▶ _DIRECTIONS FOR THIS TASK_: Copy the records below exactly as they are written.

Data records
_ _ _

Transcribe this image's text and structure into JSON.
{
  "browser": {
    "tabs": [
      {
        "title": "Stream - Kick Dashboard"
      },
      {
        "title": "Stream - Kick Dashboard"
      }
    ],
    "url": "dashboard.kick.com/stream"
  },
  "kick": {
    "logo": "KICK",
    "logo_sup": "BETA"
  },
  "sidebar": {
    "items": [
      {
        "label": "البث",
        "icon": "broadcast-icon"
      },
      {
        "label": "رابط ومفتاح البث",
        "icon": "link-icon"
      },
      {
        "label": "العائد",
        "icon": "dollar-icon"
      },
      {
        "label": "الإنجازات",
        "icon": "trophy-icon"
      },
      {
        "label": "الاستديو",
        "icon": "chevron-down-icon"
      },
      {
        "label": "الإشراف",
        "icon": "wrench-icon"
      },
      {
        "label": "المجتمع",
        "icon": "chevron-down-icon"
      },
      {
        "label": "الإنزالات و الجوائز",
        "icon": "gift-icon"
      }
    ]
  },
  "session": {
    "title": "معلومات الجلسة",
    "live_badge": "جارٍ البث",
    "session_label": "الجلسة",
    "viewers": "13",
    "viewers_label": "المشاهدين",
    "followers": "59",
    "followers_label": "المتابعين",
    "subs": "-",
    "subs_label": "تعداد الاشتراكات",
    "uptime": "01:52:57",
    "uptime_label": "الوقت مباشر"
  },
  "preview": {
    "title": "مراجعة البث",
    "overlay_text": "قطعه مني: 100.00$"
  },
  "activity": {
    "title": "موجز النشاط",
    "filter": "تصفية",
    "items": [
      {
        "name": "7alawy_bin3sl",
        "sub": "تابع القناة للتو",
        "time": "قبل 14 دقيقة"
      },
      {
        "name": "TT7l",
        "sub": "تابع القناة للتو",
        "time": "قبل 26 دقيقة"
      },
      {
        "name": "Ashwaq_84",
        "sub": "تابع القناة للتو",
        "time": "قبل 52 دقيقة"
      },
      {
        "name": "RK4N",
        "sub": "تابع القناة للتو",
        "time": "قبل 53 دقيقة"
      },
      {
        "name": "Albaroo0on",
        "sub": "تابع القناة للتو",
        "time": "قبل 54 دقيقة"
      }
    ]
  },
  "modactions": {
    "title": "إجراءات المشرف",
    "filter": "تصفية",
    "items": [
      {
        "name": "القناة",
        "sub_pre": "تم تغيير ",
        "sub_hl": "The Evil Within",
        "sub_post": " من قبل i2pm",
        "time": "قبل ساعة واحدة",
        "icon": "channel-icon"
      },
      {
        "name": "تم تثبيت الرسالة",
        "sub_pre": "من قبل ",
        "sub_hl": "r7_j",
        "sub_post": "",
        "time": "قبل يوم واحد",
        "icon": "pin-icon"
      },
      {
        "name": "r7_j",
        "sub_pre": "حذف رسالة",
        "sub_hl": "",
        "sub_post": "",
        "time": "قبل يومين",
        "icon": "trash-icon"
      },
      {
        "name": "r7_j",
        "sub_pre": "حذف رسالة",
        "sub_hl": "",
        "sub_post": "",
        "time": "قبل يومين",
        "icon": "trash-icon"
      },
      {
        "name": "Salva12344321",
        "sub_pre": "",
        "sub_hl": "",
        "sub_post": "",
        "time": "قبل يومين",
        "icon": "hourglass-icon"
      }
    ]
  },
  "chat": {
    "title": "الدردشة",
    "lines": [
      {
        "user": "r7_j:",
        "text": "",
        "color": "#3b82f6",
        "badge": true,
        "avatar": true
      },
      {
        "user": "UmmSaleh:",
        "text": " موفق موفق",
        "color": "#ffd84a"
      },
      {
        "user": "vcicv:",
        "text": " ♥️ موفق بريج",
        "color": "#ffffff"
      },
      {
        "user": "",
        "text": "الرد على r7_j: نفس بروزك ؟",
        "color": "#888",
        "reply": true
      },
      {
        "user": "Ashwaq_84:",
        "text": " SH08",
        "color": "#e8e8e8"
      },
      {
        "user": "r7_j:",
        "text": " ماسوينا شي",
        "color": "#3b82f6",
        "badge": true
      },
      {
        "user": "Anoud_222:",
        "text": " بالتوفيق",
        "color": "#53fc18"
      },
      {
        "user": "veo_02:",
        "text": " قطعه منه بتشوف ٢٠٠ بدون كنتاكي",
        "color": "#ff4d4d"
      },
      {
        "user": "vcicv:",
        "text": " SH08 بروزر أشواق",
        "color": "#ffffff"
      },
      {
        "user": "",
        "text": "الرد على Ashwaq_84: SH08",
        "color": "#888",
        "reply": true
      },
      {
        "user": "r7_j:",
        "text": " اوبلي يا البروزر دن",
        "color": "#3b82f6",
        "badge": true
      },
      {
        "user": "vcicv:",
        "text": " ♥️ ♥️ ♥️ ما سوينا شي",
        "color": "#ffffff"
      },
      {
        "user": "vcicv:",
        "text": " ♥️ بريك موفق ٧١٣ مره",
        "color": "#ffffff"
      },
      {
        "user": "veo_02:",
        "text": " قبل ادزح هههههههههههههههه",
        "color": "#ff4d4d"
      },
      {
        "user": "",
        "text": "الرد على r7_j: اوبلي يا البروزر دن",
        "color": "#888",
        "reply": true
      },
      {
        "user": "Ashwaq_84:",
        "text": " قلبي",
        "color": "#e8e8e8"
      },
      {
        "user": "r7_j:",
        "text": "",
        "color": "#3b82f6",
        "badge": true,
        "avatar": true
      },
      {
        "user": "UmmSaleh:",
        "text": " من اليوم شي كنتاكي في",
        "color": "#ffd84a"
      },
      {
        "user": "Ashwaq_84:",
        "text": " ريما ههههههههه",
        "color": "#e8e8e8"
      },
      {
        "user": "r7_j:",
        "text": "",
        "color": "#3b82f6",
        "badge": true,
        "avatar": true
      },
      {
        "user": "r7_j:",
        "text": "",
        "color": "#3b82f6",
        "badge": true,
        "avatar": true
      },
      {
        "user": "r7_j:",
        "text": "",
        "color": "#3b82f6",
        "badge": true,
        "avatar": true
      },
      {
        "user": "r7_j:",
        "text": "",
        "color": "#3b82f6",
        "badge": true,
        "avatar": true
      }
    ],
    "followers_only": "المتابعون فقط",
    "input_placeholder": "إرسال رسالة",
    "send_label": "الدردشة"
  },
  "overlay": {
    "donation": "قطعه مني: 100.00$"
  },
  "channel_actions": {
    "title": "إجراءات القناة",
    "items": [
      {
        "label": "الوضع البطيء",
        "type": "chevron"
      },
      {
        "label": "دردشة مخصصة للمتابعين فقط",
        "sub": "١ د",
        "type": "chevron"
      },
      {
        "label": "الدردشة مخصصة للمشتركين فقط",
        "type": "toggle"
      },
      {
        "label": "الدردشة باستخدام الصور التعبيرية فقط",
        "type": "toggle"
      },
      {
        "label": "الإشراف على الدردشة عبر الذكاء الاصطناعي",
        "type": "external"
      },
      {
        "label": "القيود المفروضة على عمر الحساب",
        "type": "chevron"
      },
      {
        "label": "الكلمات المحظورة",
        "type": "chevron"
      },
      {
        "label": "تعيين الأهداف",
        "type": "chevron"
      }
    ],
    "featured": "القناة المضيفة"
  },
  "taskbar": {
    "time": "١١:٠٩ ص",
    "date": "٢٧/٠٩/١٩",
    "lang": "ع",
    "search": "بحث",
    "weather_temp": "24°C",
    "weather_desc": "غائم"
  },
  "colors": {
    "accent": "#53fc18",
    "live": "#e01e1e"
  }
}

_ _ _

▶ _ANSWER IN FULL_:
Transcribe this image's text and structure into JSON.
{
  "browser": {
    "tabs": [
      {
        "title": "Stream - Kick Dashboard"
      },
      {
        "title": "Stream - Kick Dashboard"
      }
    ],
    "url": "dashboard.kick.com/stream"
  },
  "kick": {
    "logo": "KICK",
    "logo_sup": "BETA"
  },
  "sidebar": {
    "items": [
      {
        "label": "البث",
        "icon": "broadcast-icon"
      },
      {
        "label": "رابط ومفتاح البث",
        "icon": "link-icon"
      },
      {
        "label": "العائد",
        "icon": "dollar-icon"
      },
      {
        "label": "الإنجازات",
        "icon": "trophy-icon"
      },
      {
        "label": "الاستديو",
        "icon": "chevron-down-icon"
      },
      {
        "label": "الإشراف",
        "icon": "wrench-icon"
      },
      {
        "label": "المجتمع",
        "icon": "chevron-down-icon"
      },
      {
        "label": "الإنزالات و الجوائز",
        "icon": "gift-icon"
      }
    ]
  },
  "session": {
    "title": "معلومات الجلسة",
    "live_badge": "جارٍ البث",
    "session_label": "الجلسة",
    "viewers": "13",
    "viewers_label": "المشاهدين",
    "followers": "59",
    "followers_label": "المتابعين",
    "subs": "-",
    "subs_label": "تعداد الاشتراكات",
    "uptime": "01:52:57",
    "uptime_label": "الوقت مباشر"
  },
  "preview": {
    "title": "مراجعة البث",
    "overlay_text": "قطعه مني: 100.00$"
  },
  "activity": {
    "title": "موجز النشاط",
    "filter": "تصفية",
    "items": [
      {
        "name": "7alawy_bin3sl",
        "sub": "تابع القناة للتو",
        "time": "قبل 14 دقيقة"
      },
      {
        "name": "TT7l",
        "sub": "تابع القناة للتو",
        "time": "قبل 26 دقيقة"
      },
      {
        "name": "Ashwaq_84",
        "sub": "تابع القناة للتو",
        "time": "قبل 52 دقيقة"
      },
      {
        "name": "RK4N",
        "sub": "تابع القناة للتو",
        "time": "قبل 53 دقيقة"
      },
      {
        "name": "Albaroo0on",
        "sub": "تابع القناة للتو",
        "time": "قبل 54 دقيقة"
      }
    ]
  },
  "modactions": {
    "title": "إجراءات المشرف",
    "filter": "تصفية",
    "items": [
      {
        "name": "القناة",
        "sub_pre": "تم تغيير ",
        "sub_hl": "The Evil Within",
        "sub_post": " من قبل i2pm",
        "time": "قبل ساعة واحدة",
        "icon": "channel-icon"
      },
      {
        "name": "تم تثبيت الرسالة",
        "sub_pre": "من قبل ",
        "sub_hl": "r7_j",
        "sub_post": "",
        "time": "قبل يوم واحد",
        "icon": "pin-icon"
      },
      {
        "name": "r7_j",
        "sub_pre": "حذف رسالة",
        "sub_hl": "",
        "sub_post": "",
        "time": "قبل يومين",
        "icon": "trash-icon"
      },
      {
        "name": "r7_j",
        "sub_pre": "حذف رسالة",
        "sub_hl": "",
        "sub_post": "",
        "time": "قبل يومين",
        "icon": "trash-icon"
      },
      {
        "name": "Salva12344321",
        "sub_pre": "",
        "sub_hl": "",
        "sub_post": "",
        "time": "قبل يومين",
        "icon": "hourglass-icon"
      }
    ]
  },
  "chat": {
    "title": "الدردشة",
    "lines": [
      {
        "user": "r7_j:",
        "text": "",
        "color": "#3b82f6",
        "badge": true,
        "avatar": true
      },
      {
        "user": "UmmSaleh:",
        "text": " موفق موفق",
        "color": "#ffd84a"
      },
      {
        "user": "vcicv:",
        "text": " ♥️ موفق بريج",
        "color": "#ffffff"
      },
      {
        "user": "",
        "text": "الرد على r7_j: نفس بروزك ؟",
        "color": "#888",
        "reply": true
      },
      {
        "user": "Ashwaq_84:",
        "text": " SH08",
        "color": "#e8e8e8"
      },
      {
        "user": "r7_j:",
        "text": " ماسوينا شي",
        "color": "#3b82f6",
        "badge": true
      },
      {
        "user": "Anoud_222:",
        "text": " بالتوفيق",
        "color": "#53fc18"
      },
      {
        "user": "veo_02:",
        "text": " قطعه منه بتشوف ٢٠٠ بدون كنتاكي",
        "color": "#ff4d4d"
      },
      {
        "user": "vcicv:",
        "text": " SH08 بروزر أشواق",
        "color": "#ffffff"
      },
      {
        "user": "",
        "text": "الرد على Ashwaq_84: SH08",
        "color": "#888",
        "reply": true
      },
      {
        "user": "r7_j:",
        "text": " اوبلي يا البروزر دن",
        "color": "#3b82f6",
        "badge": true
      },
      {
        "user": "vcicv:",
        "text": " ♥️ ♥️ ♥️ ما سوينا شي",
        "color": "#ffffff"
      },
      {
        "user": "vcicv:",
        "text": " ♥️ بريك موفق ٧١٣ مره",
        "color": "#ffffff"
      },
      {
        "user": "veo_02:",
        "text": " قبل ادزح هههههههههههههههه",
        "color": "#ff4d4d"
      },
      {
        "user": "",
        "text": "الرد على r7_j: اوبلي يا البروزر دن",
        "color": "#888",
        "reply": true
      },
      {
        "user": "Ashwaq_84:",
        "text": " قلبي",
        "color": "#e8e8e8"
      },
      {
        "user": "r7_j:",
        "text": "",
        "color": "#3b82f6",
        "badge": true,
        "avatar": true
      },
      {
        "user": "UmmSaleh:",
        "text": " من اليوم شي كنتاكي في",
        "color": "#ffd84a"
      },
      {
        "user": "Ashwaq_84:",
        "text": " ريما ههههههههه",
        "color": "#e8e8e8"
      },
      {
        "user": "r7_j:",
        "text": "",
        "color": "#3b82f6",
        "badge": true,
        "avatar": true
      },
      {
        "user": "r7_j:",
        "text": "",
        "color": "#3b82f6",
        "badge": true,
        "avatar": true
      },
      {
        "user": "r7_j:",
        "text": "",
        "color": "#3b82f6",
        "badge": true,
        "avatar": true
      },
      {
        "user": "r7_j:",
        "text": "",
        "color": "#3b82f6",
        "badge": true,
        "avatar": true
      }
    ],
    "followers_only": "المتابعون فقط",
    "input_placeholder": "إرسال رسالة",
    "send_label": "الدردشة"
  },
  "overlay": {
    "donation": "قطعه مني: 100.00$"
  },
  "channel_actions": {
    "title": "إجراءات القناة",
    "items": [
      {
        "label": "الوضع البطيء",
        "type": "chevron"
      },
      {
        "label": "دردشة مخصصة للمتابعين فقط",
        "sub": "١ د",
        "type": "chevron"
      },
      {
        "label": "الدردشة مخصصة للمشتركين فقط",
        "type": "toggle"
      },
      {
        "label": "الدردشة باستخدام الصور التعبيرية فقط",
        "type": "toggle"
      },
      {
        "label": "الإشراف على الدردشة عبر الذكاء الاصطناعي",
        "type": "external"
      },
      {
        "label": "القيود المفروضة على عمر الحساب",
        "type": "chevron"
      },
      {
        "label": "الكلمات المحظورة",
        "type": "chevron"
      },
      {
        "label": "تعيين الأهداف",
        "type": "chevron"
      }
    ],
    "featured": "القناة المضيفة"
  },
  "taskbar": {
    "time": "١١:٠٩ ص",
    "date": "٢٧/٠٩/١٩",
    "lang": "ع",
    "search": "بحث",
    "weather_temp": "24°C",
    "weather_desc": "غائم"
  },
  "colors": {
    "accent": "#53fc18",
    "live": "#e01e1e"
  }
}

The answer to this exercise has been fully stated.